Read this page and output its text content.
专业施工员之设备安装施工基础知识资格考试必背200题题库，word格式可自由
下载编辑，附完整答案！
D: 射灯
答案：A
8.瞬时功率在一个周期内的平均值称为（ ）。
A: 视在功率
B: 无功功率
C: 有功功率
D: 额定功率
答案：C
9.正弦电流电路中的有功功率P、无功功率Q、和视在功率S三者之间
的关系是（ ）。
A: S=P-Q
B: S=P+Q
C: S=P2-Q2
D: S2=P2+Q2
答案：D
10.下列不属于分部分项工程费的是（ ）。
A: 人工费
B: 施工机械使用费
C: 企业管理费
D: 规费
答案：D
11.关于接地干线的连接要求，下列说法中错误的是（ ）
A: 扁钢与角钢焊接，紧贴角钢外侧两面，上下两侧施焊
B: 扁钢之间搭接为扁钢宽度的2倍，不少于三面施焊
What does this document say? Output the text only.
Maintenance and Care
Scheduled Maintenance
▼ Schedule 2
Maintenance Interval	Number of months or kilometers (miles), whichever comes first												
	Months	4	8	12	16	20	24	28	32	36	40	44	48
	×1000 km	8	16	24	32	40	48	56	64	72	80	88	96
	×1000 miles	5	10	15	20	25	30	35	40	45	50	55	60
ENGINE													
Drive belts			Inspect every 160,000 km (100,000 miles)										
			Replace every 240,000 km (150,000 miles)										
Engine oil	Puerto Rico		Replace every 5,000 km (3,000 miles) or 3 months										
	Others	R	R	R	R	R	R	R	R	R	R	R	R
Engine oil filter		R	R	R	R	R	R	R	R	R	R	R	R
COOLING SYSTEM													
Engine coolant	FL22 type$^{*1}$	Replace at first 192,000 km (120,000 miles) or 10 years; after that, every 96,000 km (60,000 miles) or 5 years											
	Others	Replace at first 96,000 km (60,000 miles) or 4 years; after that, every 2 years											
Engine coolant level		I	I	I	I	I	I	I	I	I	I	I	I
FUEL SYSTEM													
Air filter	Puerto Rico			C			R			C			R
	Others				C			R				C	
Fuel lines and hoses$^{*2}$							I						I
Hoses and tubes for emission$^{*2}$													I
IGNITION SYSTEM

- - -

§ **STATED GOAL**: Extract, verbatim, the lines from the one containing "What does this" through the last line of the listing above.

§ **EXPECTED ANSWER**:
What does this document say? Output the text only.
Maintenance and Care
Scheduled Maintenance
▼ Schedule 2
Maintenance Interval	Number of months or kilometers (miles), whichever comes first												
	Months	4	8	12	16	20	24	28	32	36	40	44	48
	×1000 km	8	16	24	32	40	48	56	64	72	80	88	96
	×1000 miles	5	10	15	20	25	30	35	40	45	50	55	60
ENGINE													
Drive belts			Inspect every 160,000 km (100,000 miles)										
			Replace every 240,000 km (150,000 miles)										
Engine oil	Puerto Rico		Replace every 5,000 km (3,000 miles) or 3 months										
	Others	R	R	R	R	R	R	R	R	R	R	R	R
Engine oil filter		R	R	R	R	R	R	R	R	R	R	R	R
COOLING SYSTEM													
Engine coolant	FL22 type$^{*1}$	Replace at first 192,000 km (120,000 miles) or 10 years; after that, every 96,000 km (60,000 miles) or 5 years											
	Others	Replace at first 96,000 km (60,000 miles) or 4 years; after that, every 2 years											
Engine coolant level		I	I	I	I	I	I	I	I	I	I	I	I
FUEL SYSTEM													
Air filter	Puerto Rico			C			R			C			R
	Others				C			R				C	
Fuel lines and hoses$^{*2}$							I						I
Hoses and tubes for emission$^{*2}$													I
IGNITION SYSTEM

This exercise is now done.